=== Stored data ===

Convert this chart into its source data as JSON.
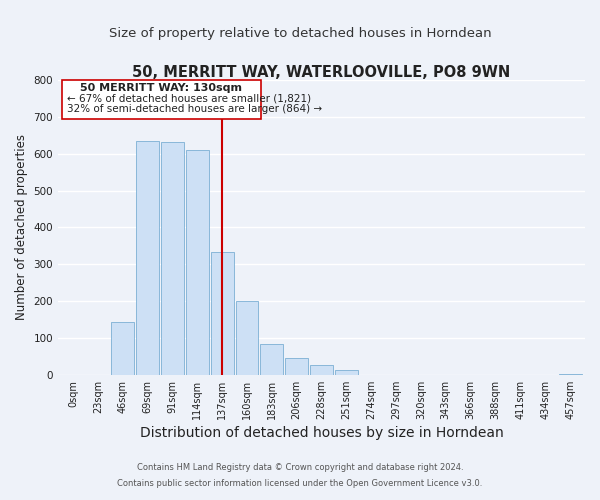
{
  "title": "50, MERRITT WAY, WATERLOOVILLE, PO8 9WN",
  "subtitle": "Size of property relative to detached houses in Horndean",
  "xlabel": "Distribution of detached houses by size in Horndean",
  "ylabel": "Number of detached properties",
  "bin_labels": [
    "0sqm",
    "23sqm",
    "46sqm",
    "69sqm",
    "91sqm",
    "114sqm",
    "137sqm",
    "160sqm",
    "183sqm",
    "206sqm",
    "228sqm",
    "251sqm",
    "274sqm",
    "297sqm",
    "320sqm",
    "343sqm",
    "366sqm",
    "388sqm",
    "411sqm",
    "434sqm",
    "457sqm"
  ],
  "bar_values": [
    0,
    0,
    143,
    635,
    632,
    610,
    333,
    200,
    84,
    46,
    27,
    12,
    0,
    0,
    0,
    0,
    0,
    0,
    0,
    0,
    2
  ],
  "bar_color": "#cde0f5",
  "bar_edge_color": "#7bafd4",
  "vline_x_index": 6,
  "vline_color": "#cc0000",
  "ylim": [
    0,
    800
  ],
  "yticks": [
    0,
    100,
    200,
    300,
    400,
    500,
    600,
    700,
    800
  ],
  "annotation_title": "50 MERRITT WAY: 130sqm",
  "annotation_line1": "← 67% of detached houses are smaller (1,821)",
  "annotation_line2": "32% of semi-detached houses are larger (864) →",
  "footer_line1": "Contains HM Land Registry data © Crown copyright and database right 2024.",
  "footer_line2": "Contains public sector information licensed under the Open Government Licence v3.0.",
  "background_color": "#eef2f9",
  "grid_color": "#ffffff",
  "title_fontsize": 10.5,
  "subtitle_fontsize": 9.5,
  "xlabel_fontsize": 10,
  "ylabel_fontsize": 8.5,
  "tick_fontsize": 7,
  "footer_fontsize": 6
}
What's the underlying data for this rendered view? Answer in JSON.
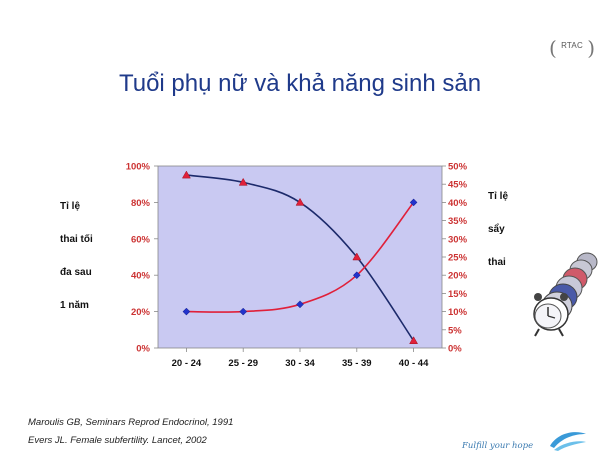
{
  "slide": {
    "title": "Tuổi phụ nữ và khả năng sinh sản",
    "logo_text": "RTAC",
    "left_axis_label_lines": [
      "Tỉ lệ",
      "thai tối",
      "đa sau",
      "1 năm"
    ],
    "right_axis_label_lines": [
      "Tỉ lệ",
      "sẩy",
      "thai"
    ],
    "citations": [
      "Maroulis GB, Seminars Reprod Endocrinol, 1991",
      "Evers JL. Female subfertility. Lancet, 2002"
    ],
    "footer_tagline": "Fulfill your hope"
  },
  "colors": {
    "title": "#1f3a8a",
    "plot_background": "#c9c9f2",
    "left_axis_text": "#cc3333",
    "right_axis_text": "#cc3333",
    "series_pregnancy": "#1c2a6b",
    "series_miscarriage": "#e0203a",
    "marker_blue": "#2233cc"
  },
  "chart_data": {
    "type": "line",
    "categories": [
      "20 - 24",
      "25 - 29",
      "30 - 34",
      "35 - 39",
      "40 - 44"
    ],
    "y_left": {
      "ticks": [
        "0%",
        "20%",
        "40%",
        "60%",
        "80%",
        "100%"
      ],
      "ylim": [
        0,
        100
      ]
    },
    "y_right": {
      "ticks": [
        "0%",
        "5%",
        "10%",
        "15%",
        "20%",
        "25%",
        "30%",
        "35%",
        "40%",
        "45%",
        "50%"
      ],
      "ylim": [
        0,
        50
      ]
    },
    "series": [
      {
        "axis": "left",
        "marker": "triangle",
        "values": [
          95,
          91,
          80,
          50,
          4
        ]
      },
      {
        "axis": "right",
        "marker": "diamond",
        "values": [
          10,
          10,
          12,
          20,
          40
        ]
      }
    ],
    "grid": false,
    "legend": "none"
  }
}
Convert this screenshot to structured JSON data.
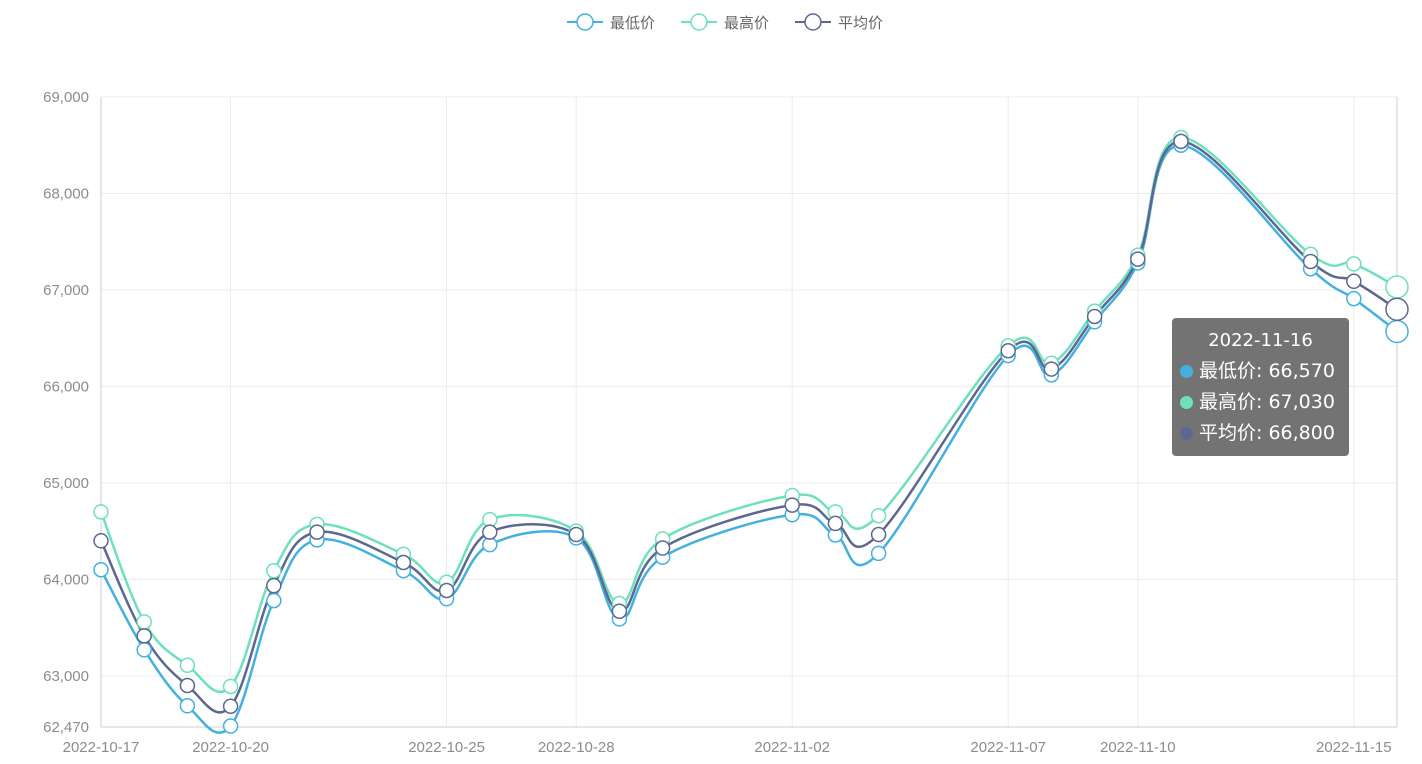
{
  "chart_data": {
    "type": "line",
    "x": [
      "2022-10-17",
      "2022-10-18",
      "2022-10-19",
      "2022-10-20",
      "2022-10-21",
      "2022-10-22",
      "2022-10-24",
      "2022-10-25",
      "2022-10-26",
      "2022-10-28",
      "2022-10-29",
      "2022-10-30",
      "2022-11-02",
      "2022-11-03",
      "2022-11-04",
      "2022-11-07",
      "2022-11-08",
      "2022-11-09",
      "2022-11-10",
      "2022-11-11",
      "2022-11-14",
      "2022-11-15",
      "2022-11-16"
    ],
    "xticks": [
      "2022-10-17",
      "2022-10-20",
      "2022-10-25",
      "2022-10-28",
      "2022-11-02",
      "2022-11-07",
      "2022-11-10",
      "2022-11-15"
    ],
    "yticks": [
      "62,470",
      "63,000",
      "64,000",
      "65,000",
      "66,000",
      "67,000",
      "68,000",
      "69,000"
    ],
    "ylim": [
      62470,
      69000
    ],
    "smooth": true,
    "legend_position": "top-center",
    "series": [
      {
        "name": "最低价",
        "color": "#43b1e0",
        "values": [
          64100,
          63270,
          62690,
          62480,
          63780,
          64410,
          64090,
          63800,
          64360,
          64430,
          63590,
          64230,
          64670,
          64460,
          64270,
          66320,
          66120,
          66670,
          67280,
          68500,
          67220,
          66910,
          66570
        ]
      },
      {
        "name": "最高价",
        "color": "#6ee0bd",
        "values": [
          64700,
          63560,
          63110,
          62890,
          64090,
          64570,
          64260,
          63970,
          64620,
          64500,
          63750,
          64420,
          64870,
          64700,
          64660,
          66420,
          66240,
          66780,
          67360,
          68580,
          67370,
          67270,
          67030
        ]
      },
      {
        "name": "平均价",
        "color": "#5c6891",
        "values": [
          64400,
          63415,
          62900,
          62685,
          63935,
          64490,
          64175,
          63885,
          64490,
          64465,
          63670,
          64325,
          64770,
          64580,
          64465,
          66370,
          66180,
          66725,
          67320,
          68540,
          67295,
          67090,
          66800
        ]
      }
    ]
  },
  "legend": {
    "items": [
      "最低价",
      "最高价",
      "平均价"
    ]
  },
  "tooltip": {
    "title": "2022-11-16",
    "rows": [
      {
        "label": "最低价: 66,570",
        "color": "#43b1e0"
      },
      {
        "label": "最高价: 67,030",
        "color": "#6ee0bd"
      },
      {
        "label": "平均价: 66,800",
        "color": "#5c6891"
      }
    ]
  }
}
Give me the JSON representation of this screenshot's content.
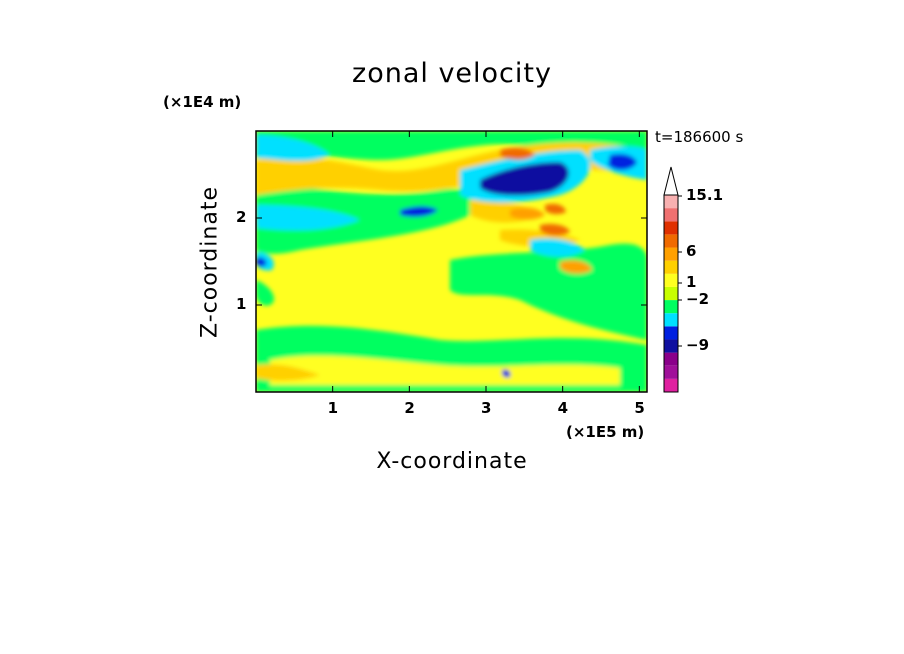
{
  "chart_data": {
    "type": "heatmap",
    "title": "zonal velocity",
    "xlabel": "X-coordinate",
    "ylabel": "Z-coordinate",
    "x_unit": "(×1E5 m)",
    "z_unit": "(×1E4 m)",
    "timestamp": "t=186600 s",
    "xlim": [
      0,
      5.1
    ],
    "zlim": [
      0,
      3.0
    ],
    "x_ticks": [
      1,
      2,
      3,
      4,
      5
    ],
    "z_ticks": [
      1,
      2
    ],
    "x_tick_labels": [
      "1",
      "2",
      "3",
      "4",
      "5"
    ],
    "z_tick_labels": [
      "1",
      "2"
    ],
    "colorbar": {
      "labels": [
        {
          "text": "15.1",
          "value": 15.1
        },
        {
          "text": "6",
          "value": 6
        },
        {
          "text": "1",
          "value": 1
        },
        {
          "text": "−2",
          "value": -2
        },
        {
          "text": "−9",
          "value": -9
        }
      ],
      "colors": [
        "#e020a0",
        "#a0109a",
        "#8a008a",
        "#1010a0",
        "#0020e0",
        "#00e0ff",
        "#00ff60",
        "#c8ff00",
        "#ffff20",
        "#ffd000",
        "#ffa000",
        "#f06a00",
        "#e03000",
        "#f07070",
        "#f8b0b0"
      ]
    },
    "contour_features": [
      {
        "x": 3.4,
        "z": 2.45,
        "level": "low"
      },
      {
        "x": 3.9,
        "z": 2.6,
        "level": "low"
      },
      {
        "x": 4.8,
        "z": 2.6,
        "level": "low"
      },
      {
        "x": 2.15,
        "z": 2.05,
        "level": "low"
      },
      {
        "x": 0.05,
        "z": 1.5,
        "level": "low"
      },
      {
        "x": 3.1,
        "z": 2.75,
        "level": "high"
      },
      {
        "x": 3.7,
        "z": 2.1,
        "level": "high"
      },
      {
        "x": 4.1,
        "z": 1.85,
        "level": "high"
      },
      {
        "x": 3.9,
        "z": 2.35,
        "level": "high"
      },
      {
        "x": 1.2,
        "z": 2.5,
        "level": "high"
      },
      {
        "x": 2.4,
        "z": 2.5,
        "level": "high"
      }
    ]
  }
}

===

Identify the lines of the data that contain the word "this". Copy each of them.

Convert this chart into its source data as JSON.
What's the underlying data for this rendered view? Answer in JSON.
Convert this screenshot to structured JSON data.
Give me the JSON representation of this screenshot's content.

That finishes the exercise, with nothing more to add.